WHAT TO DO: State how many lines of the entries below hold the word "footer"; reply with nothing but the number.

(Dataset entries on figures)
%%
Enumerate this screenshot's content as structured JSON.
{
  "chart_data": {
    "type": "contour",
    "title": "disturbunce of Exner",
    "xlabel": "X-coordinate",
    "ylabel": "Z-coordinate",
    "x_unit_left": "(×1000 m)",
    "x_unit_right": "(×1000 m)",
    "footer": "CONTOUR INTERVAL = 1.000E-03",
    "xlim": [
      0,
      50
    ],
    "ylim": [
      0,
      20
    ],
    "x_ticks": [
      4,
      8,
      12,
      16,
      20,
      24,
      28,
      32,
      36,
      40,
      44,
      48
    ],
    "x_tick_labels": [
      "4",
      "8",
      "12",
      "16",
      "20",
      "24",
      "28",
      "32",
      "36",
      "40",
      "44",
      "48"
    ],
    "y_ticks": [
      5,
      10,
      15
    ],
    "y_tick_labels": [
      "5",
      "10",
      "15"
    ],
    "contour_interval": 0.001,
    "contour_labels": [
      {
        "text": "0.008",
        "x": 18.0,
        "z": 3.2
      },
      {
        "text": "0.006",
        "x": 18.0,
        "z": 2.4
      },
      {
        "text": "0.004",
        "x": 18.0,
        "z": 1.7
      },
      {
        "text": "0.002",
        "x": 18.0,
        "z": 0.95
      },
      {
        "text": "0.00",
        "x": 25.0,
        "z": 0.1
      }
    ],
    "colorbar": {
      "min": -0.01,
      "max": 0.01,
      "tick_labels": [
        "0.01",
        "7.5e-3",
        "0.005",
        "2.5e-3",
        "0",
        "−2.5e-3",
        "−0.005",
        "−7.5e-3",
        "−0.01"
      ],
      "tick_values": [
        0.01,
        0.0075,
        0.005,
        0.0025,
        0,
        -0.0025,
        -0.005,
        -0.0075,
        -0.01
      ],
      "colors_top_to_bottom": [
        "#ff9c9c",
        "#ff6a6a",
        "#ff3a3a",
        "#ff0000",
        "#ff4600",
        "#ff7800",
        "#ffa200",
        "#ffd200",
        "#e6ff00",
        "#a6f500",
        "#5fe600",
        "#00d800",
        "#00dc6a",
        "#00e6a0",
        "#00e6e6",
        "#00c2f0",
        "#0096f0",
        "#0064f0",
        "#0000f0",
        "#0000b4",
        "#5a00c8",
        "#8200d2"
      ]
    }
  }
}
%%
%%
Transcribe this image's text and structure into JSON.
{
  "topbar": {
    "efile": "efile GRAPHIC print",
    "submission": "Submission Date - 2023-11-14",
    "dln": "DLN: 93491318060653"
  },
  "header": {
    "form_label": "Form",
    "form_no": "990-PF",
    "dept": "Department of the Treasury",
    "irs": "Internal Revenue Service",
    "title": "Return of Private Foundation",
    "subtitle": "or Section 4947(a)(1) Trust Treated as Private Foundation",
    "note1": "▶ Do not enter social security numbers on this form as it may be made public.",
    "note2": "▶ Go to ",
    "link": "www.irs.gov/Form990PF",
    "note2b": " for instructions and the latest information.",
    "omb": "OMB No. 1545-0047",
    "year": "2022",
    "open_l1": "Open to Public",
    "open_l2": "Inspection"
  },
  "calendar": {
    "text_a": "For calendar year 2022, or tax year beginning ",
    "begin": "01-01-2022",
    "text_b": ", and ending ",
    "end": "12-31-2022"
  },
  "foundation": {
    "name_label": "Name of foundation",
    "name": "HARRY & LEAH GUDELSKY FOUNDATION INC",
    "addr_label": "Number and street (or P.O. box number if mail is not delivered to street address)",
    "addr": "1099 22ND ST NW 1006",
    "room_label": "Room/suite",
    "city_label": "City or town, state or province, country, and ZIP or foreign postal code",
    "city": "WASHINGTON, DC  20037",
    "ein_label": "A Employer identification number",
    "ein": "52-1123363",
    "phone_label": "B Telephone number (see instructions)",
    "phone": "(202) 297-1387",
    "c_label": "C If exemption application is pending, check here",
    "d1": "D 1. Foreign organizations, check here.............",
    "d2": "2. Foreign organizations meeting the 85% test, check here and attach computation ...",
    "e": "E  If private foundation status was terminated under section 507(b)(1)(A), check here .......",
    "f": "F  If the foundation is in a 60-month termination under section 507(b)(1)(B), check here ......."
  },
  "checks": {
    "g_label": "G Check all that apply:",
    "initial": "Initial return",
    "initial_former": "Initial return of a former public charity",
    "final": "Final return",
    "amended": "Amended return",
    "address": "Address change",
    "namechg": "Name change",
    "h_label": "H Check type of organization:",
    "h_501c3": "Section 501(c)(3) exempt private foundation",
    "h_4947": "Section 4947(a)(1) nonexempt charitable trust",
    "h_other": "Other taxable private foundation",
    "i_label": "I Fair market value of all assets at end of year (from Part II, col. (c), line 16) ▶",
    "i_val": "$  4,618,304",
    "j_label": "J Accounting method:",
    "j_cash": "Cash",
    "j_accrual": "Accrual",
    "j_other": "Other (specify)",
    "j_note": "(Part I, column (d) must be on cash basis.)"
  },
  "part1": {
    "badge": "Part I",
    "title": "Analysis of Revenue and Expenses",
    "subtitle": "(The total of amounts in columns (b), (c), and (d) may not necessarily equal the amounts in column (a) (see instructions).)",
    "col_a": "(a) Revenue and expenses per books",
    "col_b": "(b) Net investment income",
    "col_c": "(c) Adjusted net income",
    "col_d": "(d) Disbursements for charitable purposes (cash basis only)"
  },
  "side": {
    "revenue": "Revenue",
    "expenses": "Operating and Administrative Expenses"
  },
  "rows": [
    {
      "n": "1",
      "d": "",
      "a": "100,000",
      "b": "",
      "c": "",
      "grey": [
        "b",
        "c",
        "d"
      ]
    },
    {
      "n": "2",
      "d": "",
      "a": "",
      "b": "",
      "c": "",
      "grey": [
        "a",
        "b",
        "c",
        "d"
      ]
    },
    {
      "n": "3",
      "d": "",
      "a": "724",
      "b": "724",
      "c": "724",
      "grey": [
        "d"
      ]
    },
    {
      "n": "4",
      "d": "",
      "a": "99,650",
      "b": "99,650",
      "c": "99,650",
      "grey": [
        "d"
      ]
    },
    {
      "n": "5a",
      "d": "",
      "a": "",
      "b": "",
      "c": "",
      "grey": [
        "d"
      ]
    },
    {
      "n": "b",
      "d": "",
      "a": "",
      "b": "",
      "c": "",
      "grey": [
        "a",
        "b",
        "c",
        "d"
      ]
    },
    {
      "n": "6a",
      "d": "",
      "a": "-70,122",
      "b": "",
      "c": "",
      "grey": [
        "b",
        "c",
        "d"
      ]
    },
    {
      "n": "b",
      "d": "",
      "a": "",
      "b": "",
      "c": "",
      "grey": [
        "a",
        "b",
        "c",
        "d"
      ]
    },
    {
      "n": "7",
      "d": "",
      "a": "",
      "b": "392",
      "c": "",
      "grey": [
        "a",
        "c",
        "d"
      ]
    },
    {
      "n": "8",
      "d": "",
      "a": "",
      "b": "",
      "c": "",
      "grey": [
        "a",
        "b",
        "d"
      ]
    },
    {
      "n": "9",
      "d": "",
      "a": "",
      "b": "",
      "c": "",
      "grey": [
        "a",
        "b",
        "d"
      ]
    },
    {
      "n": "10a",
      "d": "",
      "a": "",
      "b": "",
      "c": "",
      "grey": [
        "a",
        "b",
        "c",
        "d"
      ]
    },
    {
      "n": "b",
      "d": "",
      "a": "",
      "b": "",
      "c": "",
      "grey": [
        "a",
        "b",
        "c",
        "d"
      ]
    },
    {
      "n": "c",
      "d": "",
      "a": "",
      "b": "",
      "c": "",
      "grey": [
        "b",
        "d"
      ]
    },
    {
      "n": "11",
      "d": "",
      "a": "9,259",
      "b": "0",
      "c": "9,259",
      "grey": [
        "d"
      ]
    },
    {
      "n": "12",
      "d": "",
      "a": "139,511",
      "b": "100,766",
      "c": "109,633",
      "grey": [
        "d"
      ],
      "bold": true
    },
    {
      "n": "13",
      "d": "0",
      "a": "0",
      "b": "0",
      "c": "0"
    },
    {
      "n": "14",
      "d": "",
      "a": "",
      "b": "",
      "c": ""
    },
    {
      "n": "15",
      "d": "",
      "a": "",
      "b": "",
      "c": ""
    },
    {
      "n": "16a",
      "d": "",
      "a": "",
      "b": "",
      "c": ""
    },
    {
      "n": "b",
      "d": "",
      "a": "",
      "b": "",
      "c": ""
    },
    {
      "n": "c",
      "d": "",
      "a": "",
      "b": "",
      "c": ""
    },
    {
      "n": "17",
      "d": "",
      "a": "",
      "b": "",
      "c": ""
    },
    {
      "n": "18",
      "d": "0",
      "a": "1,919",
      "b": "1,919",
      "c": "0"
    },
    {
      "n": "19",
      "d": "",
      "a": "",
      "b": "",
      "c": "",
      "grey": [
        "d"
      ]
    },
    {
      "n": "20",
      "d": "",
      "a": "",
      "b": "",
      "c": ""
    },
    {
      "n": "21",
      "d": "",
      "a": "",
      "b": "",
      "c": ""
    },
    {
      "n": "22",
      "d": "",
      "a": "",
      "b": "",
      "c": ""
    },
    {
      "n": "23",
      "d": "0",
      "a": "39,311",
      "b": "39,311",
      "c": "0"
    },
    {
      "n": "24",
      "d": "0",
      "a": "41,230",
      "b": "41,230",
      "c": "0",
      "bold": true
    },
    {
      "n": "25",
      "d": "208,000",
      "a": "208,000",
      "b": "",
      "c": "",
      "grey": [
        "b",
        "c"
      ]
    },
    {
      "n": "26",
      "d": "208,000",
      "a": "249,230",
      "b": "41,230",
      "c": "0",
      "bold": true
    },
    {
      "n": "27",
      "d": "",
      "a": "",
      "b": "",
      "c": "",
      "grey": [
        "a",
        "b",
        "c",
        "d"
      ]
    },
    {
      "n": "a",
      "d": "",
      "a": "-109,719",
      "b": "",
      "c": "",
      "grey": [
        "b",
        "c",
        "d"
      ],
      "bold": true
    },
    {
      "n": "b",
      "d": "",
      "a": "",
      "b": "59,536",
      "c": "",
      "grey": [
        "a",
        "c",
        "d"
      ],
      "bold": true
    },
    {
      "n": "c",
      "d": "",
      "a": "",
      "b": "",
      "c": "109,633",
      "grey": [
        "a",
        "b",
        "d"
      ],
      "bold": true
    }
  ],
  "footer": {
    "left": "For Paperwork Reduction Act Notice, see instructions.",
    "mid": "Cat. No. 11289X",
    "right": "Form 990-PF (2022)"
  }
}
%%
CORRECT ANSWER: 2